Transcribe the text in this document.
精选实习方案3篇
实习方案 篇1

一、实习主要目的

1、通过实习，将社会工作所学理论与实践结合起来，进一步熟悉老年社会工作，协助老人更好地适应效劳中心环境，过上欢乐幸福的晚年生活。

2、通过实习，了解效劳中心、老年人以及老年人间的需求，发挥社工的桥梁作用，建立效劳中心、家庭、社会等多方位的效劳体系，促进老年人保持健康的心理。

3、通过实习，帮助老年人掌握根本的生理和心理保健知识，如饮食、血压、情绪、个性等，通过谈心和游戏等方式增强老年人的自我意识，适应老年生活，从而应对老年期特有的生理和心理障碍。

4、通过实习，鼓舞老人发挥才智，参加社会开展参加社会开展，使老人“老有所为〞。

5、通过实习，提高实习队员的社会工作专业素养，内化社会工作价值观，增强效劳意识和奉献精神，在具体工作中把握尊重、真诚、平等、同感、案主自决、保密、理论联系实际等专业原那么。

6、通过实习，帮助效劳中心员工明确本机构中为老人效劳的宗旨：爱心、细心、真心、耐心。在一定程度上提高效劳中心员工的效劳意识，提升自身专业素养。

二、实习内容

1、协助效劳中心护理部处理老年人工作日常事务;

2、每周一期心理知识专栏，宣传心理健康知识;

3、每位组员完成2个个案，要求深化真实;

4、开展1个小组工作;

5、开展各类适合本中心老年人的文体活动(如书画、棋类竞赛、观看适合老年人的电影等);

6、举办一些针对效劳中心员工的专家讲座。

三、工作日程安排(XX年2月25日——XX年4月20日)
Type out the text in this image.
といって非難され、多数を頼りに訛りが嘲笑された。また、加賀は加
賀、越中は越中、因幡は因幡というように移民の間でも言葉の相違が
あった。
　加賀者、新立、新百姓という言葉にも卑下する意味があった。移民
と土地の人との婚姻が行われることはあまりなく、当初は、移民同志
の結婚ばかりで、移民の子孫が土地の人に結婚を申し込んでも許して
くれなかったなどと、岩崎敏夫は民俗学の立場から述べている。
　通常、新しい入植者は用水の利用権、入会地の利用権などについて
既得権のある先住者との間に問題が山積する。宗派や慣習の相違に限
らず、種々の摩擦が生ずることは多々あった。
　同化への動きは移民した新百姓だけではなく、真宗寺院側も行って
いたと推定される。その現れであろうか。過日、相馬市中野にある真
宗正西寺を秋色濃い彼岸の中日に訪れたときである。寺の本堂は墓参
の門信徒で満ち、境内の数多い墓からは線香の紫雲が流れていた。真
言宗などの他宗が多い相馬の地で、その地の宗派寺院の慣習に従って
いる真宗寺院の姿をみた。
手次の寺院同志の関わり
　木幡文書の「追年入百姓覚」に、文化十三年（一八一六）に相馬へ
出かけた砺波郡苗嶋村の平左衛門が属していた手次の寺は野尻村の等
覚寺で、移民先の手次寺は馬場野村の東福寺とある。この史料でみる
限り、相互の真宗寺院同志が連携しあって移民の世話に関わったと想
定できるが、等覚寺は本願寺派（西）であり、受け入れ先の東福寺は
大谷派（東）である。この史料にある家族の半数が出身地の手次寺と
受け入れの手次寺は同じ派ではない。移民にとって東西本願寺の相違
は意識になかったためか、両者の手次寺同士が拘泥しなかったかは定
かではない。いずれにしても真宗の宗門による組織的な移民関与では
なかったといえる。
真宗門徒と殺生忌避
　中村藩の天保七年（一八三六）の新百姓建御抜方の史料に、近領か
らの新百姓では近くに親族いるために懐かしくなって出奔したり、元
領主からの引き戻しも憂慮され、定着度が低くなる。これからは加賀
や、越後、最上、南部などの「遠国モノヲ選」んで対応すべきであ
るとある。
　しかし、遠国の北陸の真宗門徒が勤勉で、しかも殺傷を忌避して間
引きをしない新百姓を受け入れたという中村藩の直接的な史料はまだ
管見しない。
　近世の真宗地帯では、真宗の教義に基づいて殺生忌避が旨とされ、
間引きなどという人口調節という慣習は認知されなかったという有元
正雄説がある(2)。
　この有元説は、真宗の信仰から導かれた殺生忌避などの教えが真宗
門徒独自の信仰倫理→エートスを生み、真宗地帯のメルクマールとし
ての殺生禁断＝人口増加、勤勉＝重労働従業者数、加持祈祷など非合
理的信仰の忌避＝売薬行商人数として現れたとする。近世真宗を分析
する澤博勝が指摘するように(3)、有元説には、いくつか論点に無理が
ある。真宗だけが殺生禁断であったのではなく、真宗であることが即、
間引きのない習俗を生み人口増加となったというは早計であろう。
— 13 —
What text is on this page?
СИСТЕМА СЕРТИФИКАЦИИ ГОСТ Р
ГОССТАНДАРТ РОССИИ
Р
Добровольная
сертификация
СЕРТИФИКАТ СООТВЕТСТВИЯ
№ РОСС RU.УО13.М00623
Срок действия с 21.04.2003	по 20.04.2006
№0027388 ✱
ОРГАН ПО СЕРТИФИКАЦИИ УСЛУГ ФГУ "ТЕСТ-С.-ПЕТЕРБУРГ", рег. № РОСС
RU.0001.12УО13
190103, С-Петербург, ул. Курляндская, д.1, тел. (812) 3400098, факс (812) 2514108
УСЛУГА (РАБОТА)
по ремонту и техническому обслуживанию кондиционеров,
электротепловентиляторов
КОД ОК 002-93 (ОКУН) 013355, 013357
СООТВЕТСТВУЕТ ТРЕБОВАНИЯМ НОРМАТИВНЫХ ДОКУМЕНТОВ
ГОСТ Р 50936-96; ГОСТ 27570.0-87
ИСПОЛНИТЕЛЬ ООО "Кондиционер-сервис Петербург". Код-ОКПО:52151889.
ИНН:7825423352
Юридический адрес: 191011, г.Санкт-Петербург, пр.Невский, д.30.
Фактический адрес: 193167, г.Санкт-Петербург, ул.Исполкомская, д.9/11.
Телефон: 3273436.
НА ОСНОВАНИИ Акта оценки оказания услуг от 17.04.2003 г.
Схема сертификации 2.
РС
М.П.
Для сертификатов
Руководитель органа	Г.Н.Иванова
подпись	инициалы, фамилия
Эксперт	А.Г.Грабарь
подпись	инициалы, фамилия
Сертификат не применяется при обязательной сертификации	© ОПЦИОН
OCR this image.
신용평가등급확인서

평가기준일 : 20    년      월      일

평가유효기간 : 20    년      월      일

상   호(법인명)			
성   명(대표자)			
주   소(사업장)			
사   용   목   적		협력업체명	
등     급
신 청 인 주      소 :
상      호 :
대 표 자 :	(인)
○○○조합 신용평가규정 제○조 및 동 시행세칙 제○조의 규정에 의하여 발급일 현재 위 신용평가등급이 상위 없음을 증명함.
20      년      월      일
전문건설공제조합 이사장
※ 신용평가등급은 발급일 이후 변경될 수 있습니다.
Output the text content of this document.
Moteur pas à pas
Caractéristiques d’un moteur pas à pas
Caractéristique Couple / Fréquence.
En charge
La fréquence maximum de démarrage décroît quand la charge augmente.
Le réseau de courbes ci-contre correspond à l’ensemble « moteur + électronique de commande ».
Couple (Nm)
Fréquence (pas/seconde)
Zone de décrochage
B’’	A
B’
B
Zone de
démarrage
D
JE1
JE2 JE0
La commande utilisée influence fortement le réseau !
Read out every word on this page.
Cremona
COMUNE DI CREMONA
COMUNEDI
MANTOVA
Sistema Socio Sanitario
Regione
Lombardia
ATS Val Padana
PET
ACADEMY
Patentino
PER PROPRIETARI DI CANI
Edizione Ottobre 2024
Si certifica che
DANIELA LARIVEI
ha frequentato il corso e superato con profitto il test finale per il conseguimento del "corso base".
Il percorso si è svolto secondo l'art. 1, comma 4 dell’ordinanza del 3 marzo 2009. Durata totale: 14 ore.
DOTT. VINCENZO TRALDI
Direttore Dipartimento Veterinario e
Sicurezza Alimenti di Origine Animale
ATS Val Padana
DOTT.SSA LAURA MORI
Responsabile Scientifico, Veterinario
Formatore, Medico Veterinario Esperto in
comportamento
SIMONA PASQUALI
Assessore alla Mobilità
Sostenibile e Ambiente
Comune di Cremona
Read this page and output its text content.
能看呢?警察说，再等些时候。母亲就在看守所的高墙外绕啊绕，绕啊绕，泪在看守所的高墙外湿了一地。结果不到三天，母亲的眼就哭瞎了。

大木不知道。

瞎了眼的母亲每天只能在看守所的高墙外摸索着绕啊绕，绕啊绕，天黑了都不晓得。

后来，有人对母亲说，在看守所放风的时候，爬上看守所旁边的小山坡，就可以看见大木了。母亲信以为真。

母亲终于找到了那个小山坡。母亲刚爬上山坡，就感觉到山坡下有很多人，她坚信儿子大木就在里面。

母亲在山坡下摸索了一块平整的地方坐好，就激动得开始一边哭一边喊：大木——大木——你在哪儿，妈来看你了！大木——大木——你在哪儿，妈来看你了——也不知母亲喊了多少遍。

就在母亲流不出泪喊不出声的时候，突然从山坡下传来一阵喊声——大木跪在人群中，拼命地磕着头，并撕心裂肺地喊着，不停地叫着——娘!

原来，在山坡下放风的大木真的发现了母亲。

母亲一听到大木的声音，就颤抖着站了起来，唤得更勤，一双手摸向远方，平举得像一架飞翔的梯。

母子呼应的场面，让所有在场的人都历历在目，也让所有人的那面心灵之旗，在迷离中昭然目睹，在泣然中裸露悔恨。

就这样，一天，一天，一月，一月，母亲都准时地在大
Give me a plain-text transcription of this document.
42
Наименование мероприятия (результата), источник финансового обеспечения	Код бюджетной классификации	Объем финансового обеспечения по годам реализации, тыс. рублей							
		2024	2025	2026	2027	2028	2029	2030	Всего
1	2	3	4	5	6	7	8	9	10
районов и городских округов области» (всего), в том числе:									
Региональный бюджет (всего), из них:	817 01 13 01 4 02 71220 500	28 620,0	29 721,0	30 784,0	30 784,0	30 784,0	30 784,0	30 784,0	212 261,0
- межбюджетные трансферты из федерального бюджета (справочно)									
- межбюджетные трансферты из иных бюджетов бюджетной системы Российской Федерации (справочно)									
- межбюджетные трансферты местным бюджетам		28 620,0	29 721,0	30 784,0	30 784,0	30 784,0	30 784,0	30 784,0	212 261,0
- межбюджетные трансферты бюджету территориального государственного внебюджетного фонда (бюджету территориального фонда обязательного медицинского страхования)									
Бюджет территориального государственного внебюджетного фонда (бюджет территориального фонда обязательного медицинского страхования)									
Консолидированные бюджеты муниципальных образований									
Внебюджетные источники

|---|

▶ _SHORT TASK_: Gather each line holding the string "ГОСТ".

▶ _TASK RESPONSE_:
СИСТЕМА СЕРТИФИКАЦИИ ГОСТ Р
ГОСТ Р 50936-96; ГОСТ 27570.0-87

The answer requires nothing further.